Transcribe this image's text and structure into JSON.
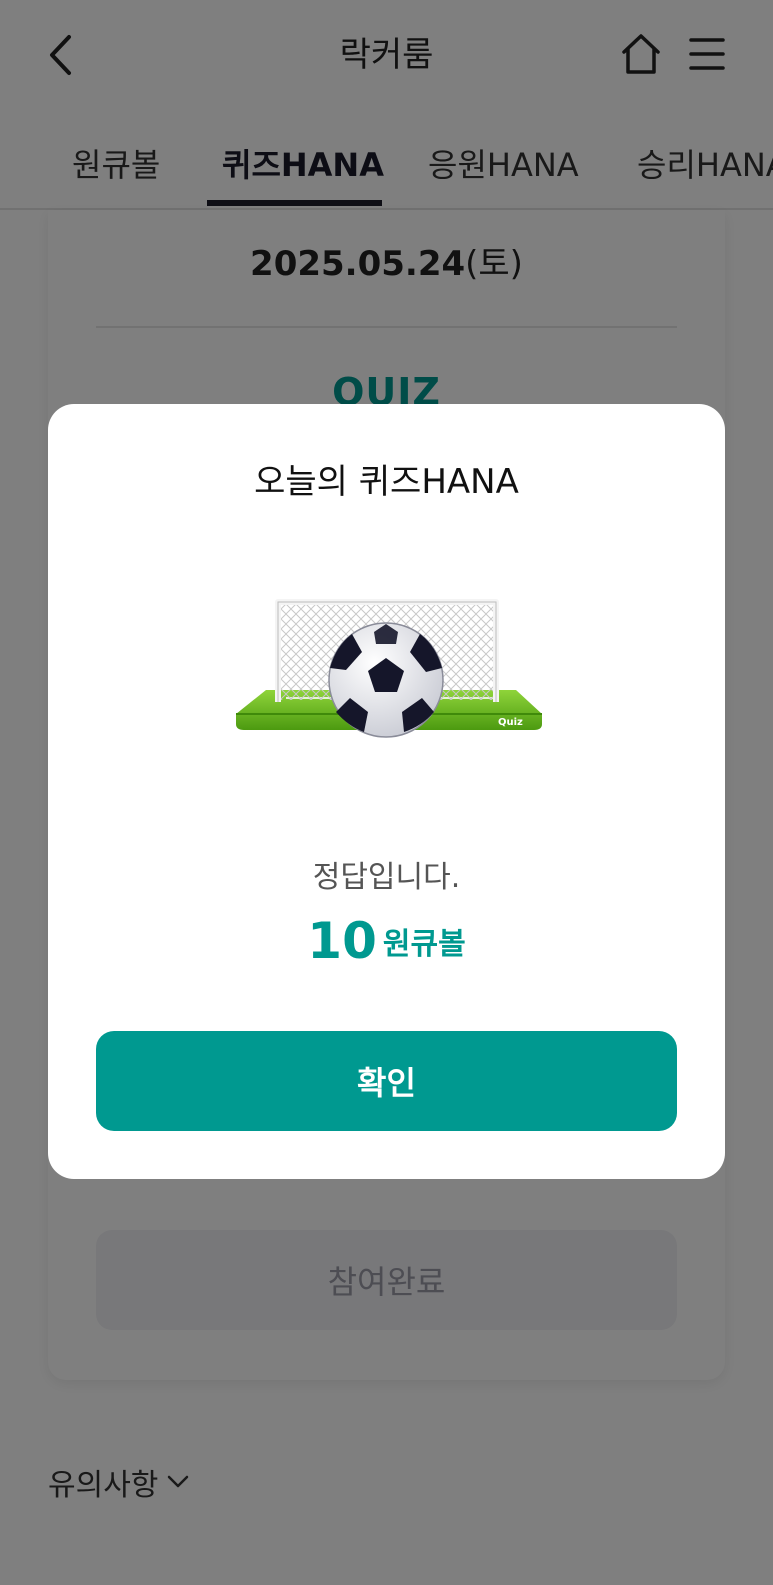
{
  "header": {
    "title": "락커룸",
    "back_icon": "chevron-left-icon",
    "home_icon": "home-icon",
    "menu_icon": "hamburger-menu-icon"
  },
  "tabs": [
    {
      "label": "원큐볼",
      "active": false
    },
    {
      "label": "퀴즈HANA",
      "active": true
    },
    {
      "label": "응원HANA",
      "active": false
    },
    {
      "label": "승리HANA",
      "active": false
    }
  ],
  "quiz_card": {
    "date": "2025.05.24",
    "day_of_week": "(토)",
    "section_label": "QUIZ",
    "done_button_label": "참여완료"
  },
  "notice": {
    "label": "유의사항",
    "icon": "chevron-down-icon"
  },
  "modal": {
    "title": "오늘의 퀴즈HANA",
    "image_icon": "soccer-goal-ball-icon",
    "image_badge": "Quiz",
    "message": "정답입니다.",
    "reward_amount": "10",
    "reward_unit": "원큐볼",
    "confirm_label": "확인"
  },
  "colors": {
    "accent": "#009990",
    "overlay": "rgba(0,0,0,0.5)",
    "tab_indicator": "#1d1d2b",
    "disabled_button": "#f0f1f5"
  }
}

:::

## Exercise
Without including any picture, repeat the data exactly.

## Problem solution
Transcribe this image's text and structure into JSON.
{
  "header": {
    "title": "락커룸",
    "back_icon": "chevron-left-icon",
    "home_icon": "home-icon",
    "menu_icon": "hamburger-menu-icon"
  },
  "tabs": [
    {
      "label": "원큐볼",
      "active": false
    },
    {
      "label": "퀴즈HANA",
      "active": true
    },
    {
      "label": "응원HANA",
      "active": false
    },
    {
      "label": "승리HANA",
      "active": false
    }
  ],
  "quiz_card": {
    "date": "2025.05.24",
    "day_of_week": "(토)",
    "section_label": "QUIZ",
    "done_button_label": "참여완료"
  },
  "notice": {
    "label": "유의사항",
    "icon": "chevron-down-icon"
  },
  "modal": {
    "title": "오늘의 퀴즈HANA",
    "image_icon": "soccer-goal-ball-icon",
    "image_badge": "Quiz",
    "message": "정답입니다.",
    "reward_amount": "10",
    "reward_unit": "원큐볼",
    "confirm_label": "확인"
  },
  "colors": {
    "accent": "#009990",
    "overlay": "rgba(0,0,0,0.5)",
    "tab_indicator": "#1d1d2b",
    "disabled_button": "#f0f1f5"
  }
}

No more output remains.